> To do
Scan the data. Collect each line that contains the word "this".

> Recorded data
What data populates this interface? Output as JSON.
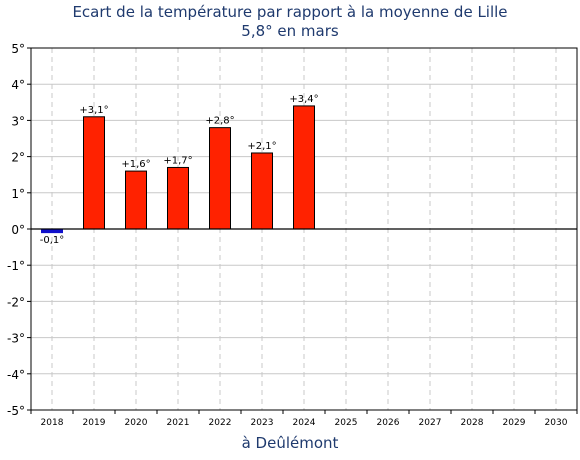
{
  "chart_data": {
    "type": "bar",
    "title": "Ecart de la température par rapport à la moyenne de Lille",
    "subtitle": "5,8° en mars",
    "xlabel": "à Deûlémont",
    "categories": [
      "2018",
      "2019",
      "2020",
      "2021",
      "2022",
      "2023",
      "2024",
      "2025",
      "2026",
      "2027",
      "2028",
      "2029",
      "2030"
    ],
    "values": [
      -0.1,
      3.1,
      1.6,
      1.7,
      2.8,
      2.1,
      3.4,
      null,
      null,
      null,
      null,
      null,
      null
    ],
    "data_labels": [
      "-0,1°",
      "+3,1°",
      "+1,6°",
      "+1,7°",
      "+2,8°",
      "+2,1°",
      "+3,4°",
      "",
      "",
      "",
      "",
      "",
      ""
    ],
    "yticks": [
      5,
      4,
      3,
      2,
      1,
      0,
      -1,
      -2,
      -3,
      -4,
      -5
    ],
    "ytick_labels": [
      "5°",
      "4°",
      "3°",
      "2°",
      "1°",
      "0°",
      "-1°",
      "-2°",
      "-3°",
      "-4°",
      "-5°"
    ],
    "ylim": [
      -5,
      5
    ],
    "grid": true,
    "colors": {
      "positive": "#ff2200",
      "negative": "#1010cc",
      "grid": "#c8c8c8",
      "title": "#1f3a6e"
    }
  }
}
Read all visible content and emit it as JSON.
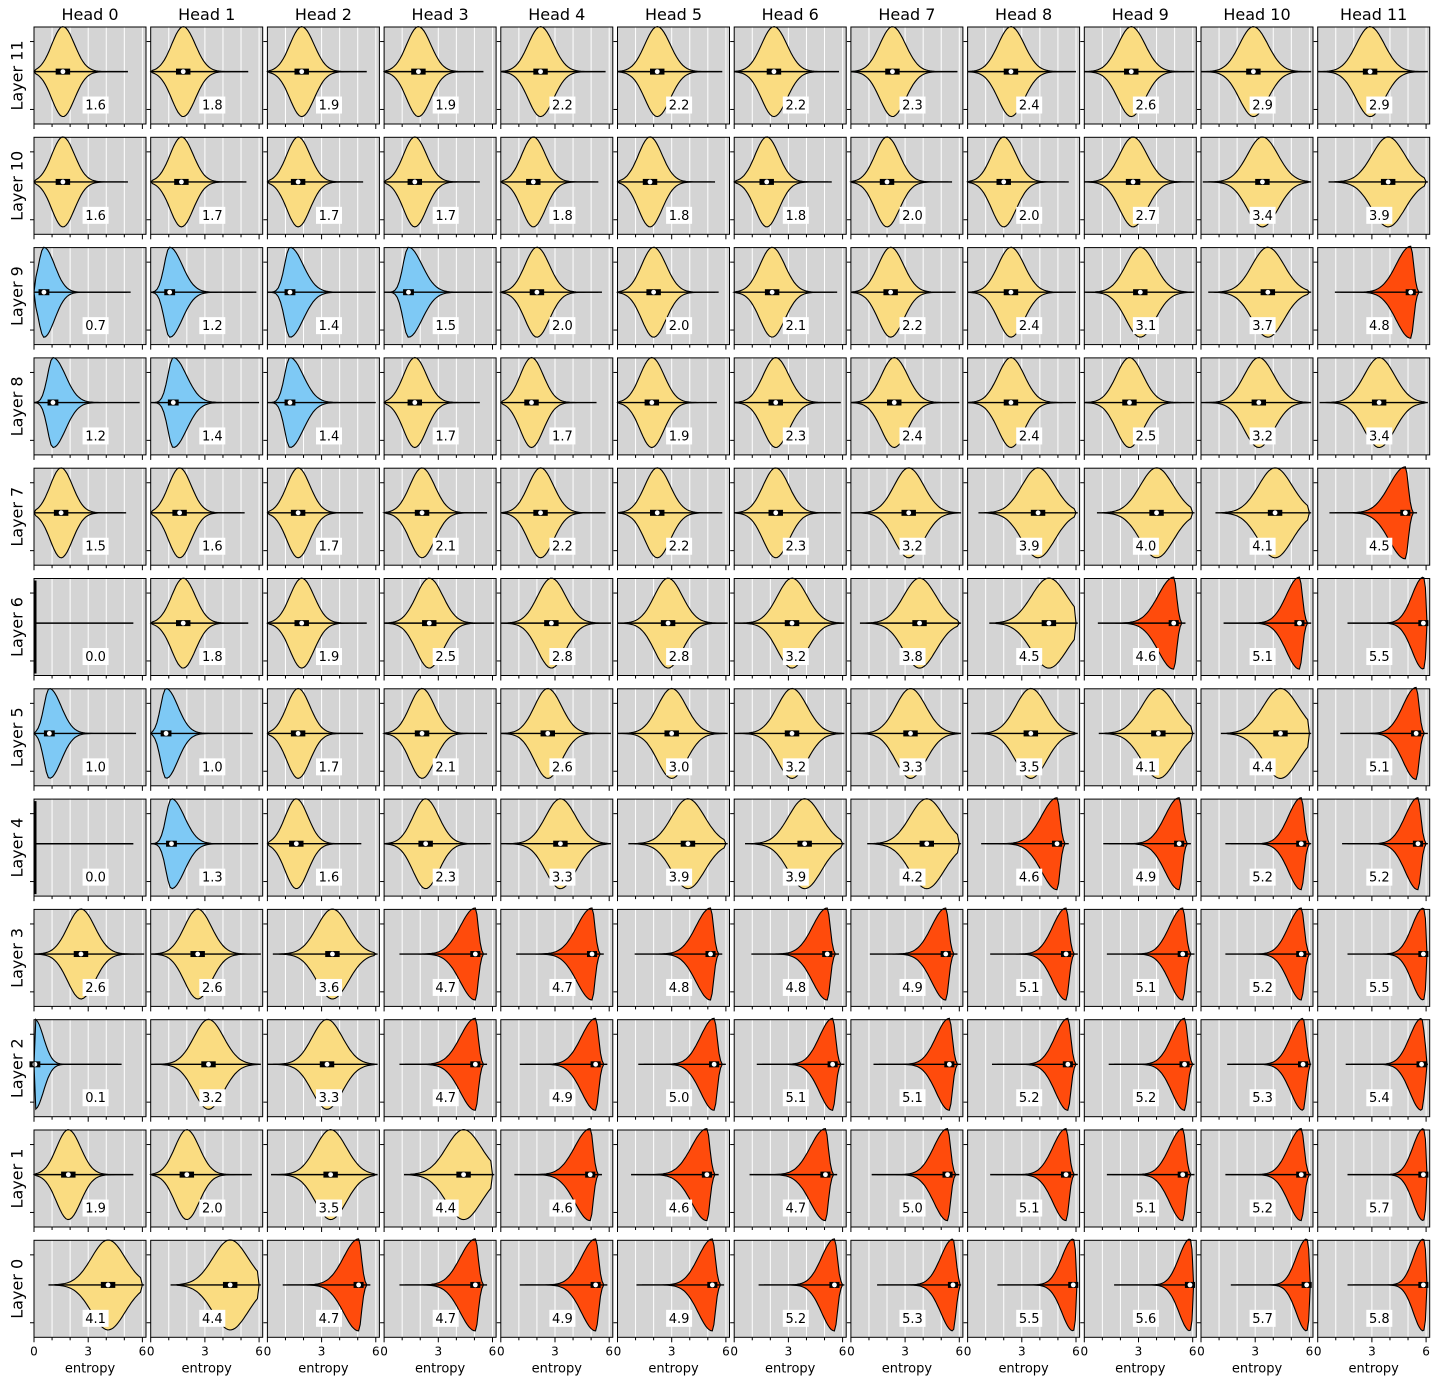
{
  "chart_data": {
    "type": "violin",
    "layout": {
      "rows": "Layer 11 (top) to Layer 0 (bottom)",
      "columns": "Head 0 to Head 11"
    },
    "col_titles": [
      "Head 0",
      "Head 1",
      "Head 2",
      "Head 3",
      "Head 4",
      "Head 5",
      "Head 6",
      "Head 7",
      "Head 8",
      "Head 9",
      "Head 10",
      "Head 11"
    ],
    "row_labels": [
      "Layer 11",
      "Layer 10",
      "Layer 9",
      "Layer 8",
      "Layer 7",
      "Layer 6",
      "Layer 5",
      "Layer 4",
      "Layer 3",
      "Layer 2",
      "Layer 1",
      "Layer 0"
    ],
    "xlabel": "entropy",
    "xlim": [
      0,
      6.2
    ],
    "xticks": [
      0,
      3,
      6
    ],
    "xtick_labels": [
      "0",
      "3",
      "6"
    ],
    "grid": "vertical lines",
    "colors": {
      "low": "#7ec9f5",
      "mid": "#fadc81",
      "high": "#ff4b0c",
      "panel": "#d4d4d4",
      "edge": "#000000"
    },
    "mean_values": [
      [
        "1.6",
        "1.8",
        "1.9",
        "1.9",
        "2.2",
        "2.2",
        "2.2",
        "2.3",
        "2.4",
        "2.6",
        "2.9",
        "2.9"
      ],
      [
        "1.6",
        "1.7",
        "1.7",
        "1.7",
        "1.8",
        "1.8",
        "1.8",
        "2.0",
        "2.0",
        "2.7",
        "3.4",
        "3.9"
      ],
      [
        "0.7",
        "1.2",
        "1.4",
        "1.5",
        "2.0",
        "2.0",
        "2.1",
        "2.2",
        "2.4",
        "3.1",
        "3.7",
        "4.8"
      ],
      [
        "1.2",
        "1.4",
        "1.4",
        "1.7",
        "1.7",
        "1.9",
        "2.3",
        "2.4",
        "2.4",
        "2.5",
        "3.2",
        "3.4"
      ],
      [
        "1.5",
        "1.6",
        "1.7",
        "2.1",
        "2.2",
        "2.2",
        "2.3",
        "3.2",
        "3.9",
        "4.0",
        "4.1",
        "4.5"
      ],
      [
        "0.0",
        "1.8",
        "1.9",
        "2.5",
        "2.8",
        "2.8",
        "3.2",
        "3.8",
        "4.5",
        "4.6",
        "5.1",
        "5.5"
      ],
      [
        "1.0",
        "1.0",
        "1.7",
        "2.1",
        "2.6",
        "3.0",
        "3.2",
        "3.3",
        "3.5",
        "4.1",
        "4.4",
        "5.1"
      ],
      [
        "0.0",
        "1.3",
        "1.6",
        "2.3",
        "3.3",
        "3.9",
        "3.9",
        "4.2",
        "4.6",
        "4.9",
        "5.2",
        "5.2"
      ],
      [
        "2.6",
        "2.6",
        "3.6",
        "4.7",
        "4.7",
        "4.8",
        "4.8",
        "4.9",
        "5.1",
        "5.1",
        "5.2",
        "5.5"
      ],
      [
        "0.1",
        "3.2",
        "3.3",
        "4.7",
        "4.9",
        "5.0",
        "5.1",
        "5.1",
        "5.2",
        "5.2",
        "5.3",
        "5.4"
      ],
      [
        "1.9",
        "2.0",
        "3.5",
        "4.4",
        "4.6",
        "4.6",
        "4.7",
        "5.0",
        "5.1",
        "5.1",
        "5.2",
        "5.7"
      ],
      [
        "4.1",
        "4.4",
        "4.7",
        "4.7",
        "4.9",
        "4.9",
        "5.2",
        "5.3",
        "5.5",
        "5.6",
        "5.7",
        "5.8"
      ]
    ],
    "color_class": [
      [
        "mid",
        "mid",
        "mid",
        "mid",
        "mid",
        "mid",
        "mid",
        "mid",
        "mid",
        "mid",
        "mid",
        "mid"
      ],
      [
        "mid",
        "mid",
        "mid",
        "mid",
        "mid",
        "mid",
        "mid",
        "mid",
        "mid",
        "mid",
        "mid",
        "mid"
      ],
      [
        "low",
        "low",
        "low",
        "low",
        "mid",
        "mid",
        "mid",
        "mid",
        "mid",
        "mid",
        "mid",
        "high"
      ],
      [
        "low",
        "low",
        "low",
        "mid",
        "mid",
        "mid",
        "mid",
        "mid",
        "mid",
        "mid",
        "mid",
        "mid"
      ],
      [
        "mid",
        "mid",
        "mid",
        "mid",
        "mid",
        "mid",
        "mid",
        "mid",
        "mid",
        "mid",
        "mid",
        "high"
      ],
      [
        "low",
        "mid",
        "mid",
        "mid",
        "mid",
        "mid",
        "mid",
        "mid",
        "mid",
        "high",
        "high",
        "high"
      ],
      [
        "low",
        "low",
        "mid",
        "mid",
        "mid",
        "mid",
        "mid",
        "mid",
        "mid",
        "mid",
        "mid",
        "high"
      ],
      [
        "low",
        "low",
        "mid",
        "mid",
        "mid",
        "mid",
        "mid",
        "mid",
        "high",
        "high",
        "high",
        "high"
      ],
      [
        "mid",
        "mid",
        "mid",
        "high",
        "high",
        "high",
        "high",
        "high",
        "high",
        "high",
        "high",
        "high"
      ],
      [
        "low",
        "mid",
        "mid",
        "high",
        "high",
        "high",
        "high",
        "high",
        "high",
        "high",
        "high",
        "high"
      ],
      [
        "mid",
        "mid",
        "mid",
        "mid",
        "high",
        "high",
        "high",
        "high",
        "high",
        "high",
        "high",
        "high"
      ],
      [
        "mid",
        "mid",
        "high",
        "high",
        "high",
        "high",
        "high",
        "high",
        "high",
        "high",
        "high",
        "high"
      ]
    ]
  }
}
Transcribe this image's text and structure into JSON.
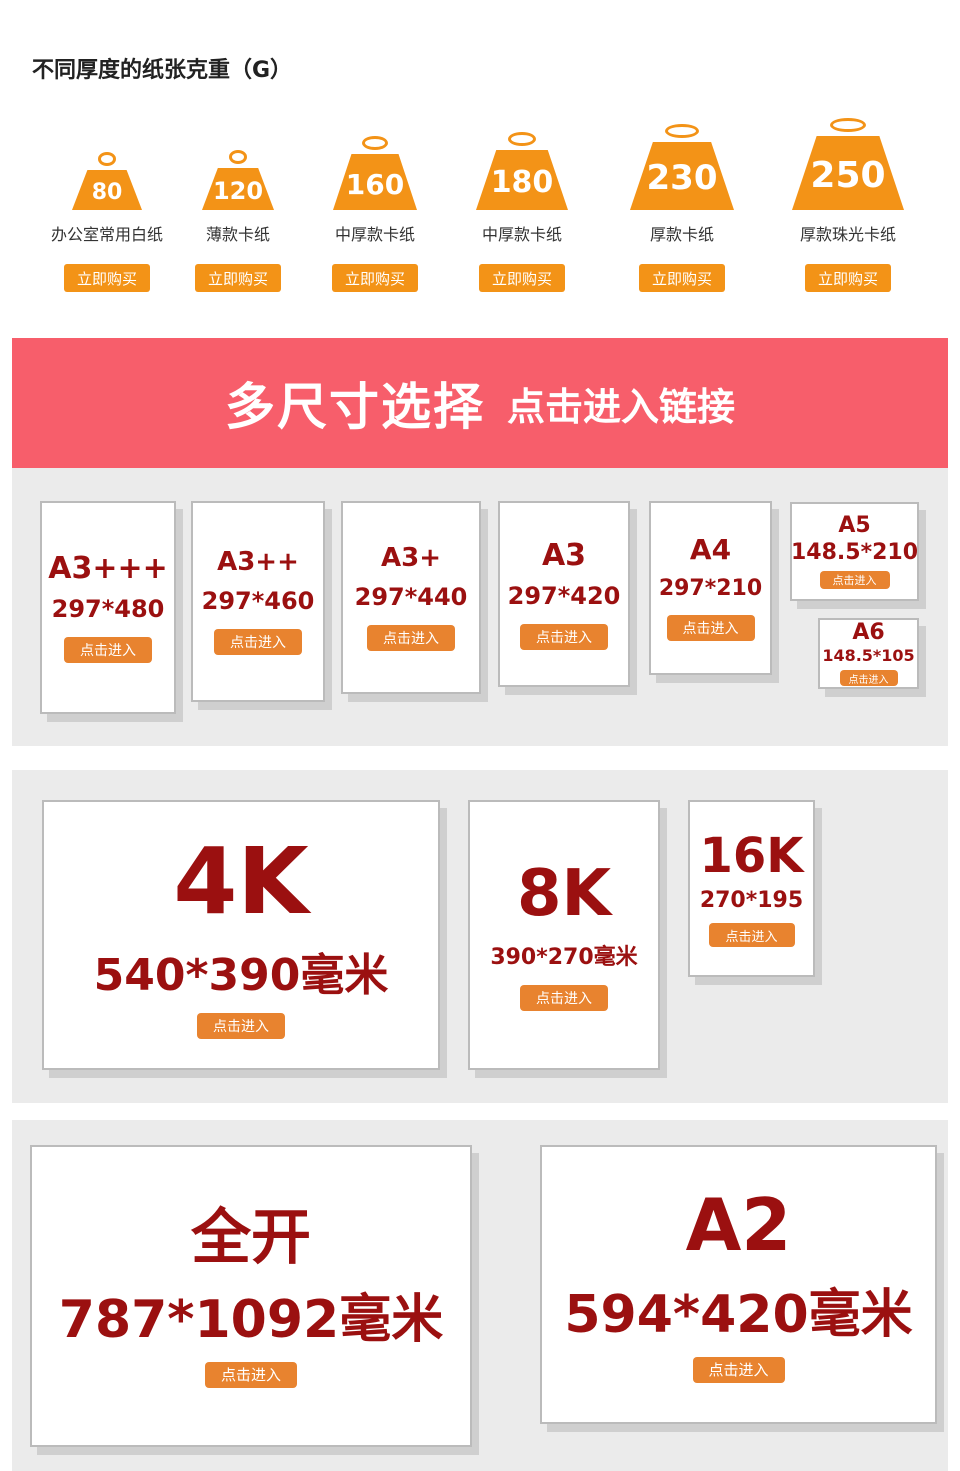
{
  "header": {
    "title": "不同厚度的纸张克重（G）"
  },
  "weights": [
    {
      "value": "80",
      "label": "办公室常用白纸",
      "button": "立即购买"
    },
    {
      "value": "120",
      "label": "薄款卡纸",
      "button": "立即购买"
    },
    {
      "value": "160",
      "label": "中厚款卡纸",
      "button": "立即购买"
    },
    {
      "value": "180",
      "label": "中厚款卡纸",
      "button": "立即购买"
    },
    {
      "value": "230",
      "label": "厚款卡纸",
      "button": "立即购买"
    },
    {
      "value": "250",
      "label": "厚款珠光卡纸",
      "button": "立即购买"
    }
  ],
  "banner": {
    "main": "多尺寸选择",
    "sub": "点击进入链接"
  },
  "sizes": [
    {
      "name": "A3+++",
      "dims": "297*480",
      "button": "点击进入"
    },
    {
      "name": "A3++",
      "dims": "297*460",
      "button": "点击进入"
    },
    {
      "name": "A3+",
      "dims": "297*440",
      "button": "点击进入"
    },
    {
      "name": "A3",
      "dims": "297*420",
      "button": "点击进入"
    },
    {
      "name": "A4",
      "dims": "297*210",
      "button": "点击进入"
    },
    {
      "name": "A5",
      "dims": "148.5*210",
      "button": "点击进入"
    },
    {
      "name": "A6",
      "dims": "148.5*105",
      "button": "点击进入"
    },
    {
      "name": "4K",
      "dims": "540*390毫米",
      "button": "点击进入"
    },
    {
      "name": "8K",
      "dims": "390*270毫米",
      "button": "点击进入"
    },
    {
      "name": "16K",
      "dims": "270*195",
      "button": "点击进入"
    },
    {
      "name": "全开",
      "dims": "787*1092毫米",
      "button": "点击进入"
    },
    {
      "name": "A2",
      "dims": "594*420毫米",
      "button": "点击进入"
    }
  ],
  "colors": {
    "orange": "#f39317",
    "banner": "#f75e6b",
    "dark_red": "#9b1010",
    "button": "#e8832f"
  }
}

> Worked answer
What data populates this interface? Output as JSON.
Transcribe this image's text and structure into JSON.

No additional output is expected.